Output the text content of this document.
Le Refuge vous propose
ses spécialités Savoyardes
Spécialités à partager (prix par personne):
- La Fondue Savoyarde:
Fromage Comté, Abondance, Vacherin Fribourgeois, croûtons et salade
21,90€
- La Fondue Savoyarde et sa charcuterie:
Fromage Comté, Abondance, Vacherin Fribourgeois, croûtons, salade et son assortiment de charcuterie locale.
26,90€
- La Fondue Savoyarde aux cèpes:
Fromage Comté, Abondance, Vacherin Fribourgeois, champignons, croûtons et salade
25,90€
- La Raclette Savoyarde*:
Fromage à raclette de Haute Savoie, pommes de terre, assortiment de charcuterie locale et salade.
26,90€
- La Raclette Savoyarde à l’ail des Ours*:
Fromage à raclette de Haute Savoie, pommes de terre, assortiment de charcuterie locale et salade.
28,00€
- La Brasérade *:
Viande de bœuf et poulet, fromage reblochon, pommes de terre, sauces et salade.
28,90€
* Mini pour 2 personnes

▶ [THE TASK] Identify how many lines in the entries above contain the word "salade" and provide only that figure.

▶ [SOLUTION TO THIS TASK] 6